PROBLEM TO SOLVE
Search the listing below for the string "электростанции" and copy every line where it occurs.

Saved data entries
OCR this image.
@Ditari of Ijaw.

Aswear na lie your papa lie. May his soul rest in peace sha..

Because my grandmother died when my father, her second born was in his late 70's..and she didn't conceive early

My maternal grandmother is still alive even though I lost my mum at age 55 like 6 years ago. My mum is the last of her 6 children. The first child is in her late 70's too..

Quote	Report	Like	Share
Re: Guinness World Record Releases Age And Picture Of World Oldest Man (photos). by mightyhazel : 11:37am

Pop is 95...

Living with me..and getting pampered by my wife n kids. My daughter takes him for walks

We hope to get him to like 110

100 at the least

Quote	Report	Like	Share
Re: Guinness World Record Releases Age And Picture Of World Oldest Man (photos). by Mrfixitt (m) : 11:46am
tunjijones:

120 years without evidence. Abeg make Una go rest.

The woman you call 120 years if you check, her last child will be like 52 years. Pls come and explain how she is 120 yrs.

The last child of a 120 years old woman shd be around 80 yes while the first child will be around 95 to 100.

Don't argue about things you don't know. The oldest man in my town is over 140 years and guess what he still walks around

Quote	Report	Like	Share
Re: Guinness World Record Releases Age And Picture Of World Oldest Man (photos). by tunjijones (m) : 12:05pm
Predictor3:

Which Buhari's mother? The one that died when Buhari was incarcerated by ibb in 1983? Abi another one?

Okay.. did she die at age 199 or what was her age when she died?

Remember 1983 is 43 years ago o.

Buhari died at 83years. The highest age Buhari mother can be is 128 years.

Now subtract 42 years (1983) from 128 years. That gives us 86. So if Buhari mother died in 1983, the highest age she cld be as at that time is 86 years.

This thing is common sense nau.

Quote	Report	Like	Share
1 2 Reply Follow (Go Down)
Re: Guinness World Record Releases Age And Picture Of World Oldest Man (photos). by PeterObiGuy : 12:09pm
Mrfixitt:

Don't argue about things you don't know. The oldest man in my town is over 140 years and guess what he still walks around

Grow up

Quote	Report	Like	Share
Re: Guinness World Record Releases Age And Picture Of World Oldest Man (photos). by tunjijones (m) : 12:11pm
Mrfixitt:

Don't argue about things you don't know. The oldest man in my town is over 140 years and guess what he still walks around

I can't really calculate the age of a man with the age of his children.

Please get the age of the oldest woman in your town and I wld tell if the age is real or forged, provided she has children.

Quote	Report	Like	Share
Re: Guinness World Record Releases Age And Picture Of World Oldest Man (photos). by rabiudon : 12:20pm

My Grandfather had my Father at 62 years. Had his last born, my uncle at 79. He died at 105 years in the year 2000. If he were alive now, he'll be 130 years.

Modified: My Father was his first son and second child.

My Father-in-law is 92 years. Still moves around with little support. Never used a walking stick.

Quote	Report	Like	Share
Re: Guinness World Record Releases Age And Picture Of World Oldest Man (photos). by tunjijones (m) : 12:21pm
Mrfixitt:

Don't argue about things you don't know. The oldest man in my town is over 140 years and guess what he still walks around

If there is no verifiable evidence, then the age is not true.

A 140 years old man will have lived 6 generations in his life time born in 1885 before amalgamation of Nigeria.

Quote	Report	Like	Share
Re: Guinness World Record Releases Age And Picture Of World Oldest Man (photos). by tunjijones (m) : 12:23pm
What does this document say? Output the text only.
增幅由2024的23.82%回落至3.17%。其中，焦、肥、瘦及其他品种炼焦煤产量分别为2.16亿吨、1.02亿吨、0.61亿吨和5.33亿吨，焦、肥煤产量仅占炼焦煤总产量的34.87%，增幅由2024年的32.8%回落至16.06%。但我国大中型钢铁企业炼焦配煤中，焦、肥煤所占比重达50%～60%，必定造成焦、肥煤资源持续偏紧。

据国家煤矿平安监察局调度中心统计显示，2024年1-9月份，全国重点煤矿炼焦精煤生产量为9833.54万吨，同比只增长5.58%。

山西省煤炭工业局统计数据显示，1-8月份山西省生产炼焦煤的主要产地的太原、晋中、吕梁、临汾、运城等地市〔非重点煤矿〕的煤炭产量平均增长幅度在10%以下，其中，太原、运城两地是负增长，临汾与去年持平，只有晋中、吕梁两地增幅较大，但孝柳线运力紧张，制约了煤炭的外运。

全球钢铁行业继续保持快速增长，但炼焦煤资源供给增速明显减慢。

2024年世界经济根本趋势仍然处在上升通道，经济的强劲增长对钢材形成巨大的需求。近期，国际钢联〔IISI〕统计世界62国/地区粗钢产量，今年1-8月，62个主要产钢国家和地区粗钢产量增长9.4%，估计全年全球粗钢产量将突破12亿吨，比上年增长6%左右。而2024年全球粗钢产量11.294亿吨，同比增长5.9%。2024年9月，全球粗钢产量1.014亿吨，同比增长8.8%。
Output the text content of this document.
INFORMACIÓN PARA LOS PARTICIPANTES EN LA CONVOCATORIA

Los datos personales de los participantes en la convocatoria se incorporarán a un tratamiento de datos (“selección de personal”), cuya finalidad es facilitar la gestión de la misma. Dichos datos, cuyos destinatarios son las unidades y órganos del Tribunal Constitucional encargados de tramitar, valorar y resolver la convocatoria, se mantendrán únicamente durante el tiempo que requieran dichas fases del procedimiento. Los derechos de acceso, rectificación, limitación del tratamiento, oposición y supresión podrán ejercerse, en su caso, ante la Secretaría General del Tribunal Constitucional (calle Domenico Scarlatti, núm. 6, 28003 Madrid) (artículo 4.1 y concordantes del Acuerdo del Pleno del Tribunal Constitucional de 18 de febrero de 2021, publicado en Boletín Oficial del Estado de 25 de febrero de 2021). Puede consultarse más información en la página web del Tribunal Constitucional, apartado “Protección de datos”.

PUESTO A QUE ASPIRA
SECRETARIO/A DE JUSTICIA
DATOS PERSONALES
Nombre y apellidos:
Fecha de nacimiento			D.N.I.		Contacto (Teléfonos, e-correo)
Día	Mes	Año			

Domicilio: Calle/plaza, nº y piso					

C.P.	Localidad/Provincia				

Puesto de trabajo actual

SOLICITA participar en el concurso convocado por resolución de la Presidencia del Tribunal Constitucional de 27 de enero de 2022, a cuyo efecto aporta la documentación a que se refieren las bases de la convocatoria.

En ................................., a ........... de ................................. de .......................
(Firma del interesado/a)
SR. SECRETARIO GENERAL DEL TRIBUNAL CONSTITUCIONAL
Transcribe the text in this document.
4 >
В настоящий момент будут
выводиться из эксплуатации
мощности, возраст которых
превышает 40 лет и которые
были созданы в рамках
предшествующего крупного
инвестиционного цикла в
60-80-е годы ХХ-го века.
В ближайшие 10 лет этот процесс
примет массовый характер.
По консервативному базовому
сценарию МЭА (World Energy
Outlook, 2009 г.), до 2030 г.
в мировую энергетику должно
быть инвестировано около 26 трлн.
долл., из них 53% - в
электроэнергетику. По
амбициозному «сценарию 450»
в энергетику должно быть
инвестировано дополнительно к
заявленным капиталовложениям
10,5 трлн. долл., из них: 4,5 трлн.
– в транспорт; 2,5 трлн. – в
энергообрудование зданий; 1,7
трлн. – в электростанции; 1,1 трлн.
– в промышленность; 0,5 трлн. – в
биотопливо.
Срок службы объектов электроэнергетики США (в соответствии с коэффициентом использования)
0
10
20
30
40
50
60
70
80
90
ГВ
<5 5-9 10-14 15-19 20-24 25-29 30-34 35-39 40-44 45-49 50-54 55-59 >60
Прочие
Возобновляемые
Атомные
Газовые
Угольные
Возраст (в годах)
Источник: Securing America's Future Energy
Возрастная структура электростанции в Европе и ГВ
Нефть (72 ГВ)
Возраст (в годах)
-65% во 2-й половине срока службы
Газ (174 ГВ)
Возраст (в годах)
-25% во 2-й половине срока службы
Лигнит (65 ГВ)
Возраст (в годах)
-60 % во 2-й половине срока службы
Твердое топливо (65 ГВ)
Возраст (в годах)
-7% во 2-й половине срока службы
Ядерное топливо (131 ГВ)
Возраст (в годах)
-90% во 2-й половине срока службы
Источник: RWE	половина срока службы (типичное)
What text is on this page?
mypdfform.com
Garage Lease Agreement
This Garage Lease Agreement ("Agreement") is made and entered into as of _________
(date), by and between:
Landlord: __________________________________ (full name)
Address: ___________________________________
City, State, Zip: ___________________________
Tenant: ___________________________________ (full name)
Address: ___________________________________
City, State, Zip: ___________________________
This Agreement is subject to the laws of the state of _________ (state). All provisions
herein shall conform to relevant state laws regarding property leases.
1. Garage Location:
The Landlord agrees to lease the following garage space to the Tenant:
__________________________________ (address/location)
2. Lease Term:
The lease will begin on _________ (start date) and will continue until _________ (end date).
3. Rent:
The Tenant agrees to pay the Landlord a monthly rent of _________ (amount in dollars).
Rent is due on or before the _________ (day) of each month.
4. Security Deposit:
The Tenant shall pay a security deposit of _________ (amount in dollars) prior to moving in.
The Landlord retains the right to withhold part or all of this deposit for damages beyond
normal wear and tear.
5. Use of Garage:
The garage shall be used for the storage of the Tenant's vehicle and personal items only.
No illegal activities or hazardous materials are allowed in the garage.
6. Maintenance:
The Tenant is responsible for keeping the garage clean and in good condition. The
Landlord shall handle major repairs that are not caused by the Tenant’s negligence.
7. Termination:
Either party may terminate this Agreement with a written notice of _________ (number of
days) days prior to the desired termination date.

RESULT OF THIS TASK
трлн. – в электростанции; 1,1 трлн.
Возрастная структура электростанции в Европе и ГВ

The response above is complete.